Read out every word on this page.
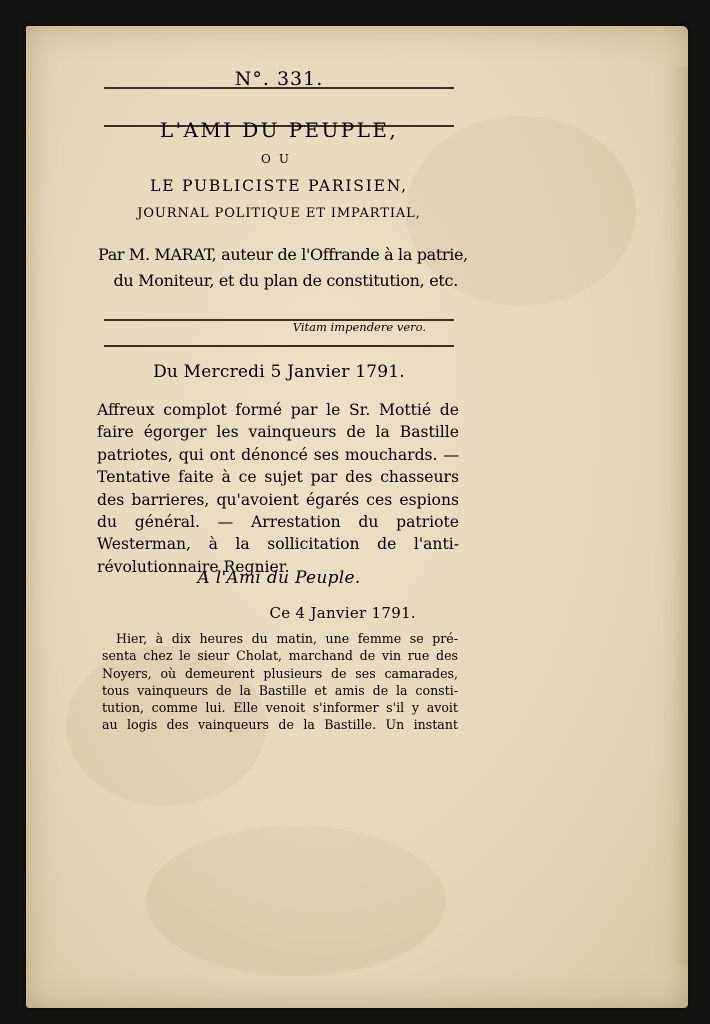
N°. 331.
L'AMI DU PEUPLE,
OU
LE PUBLICISTE PARISIEN,
JOURNAL POLITIQUE ET IMPARTIAL,
Par M. MARAT, auteur de l'Offrande à la patrie,
du Moniteur, et du plan de constitution, etc.
Vitam impendere vero.
Du Mercredi 5 Janvier 1791.

Affreux complot formé par le Sr. Mottié de faire égorger les vainqueurs de la Bastille patriotes, qui ont dénoncé ses mouchards. — Tentative faite à ce sujet par des chasseurs des barrieres, qu'avoient égarés ces espions du général. — Arrestation du patriote Westerman, à la sollicitation de l'anti-révolutionnaire Regnier.

A l'Ami du Peuple.
Ce 4 Janvier 1791.
Hier, à dix heures du matin, une femme se pré-
senta chez le sieur Cholat, marchand de vin rue des
Noyers, où demeurent plusieurs de ses camarades,
tous vainqueurs de la Bastille et amis de la consti-
tution, comme lui. Elle venoit s'informer s'il y avoit
au logis des vainqueurs de la Bastille. Un instant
____
» **Instructions for the task**
List the lines that contain the word "Janvier".

» **Worked solution**
Du Mercredi 5 Janvier 1791.
Ce 4 Janvier 1791.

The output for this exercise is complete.